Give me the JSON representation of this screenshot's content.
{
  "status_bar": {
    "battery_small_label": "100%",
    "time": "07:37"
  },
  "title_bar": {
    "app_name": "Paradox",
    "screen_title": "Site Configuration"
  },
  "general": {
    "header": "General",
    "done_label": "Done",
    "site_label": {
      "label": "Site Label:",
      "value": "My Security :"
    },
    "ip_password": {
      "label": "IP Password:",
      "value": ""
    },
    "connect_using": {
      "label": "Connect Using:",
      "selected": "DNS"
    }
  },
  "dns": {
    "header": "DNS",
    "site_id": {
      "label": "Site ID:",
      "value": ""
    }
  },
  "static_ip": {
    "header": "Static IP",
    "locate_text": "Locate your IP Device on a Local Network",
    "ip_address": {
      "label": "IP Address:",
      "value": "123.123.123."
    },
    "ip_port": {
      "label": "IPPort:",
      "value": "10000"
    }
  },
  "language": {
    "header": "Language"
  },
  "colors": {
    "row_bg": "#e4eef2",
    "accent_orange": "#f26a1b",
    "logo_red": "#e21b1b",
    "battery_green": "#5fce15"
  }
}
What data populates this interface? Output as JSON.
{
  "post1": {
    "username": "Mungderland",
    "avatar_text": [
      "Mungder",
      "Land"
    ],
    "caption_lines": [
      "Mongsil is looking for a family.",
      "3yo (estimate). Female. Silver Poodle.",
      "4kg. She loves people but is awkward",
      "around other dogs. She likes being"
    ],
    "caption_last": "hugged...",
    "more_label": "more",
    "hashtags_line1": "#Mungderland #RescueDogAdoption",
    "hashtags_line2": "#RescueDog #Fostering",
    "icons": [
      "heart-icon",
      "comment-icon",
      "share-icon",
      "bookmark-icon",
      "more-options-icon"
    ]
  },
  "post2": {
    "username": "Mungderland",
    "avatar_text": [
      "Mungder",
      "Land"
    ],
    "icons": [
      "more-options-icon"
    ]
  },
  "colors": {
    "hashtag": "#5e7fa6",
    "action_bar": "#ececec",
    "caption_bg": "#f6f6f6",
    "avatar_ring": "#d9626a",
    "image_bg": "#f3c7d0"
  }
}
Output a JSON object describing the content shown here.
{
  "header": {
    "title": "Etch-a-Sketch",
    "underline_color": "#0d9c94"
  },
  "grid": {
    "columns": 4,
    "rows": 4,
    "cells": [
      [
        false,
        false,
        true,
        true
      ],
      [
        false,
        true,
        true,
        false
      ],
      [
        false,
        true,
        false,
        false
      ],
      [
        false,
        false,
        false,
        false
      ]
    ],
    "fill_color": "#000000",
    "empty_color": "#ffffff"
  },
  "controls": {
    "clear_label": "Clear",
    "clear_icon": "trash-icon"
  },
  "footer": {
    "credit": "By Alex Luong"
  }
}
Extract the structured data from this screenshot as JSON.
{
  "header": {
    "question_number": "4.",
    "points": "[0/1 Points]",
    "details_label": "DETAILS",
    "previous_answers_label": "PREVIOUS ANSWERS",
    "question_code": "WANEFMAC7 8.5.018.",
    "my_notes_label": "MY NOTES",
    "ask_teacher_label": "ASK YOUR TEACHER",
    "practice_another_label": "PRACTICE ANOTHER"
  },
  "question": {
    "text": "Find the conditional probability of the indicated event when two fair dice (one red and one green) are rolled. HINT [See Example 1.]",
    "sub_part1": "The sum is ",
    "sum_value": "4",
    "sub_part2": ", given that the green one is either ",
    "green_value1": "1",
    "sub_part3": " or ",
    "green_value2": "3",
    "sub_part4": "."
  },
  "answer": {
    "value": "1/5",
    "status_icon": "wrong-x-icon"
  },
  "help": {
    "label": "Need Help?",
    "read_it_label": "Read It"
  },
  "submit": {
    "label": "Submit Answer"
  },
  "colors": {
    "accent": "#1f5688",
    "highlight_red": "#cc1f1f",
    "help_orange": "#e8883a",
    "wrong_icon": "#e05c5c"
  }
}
|---|
## WRITTEN EXERCISE
From the entries above, copy every line where the word "data" shows up.

## REPLY
What data populates this interface? Output as JSON.
Extract the structured data from this screenshot as JSON.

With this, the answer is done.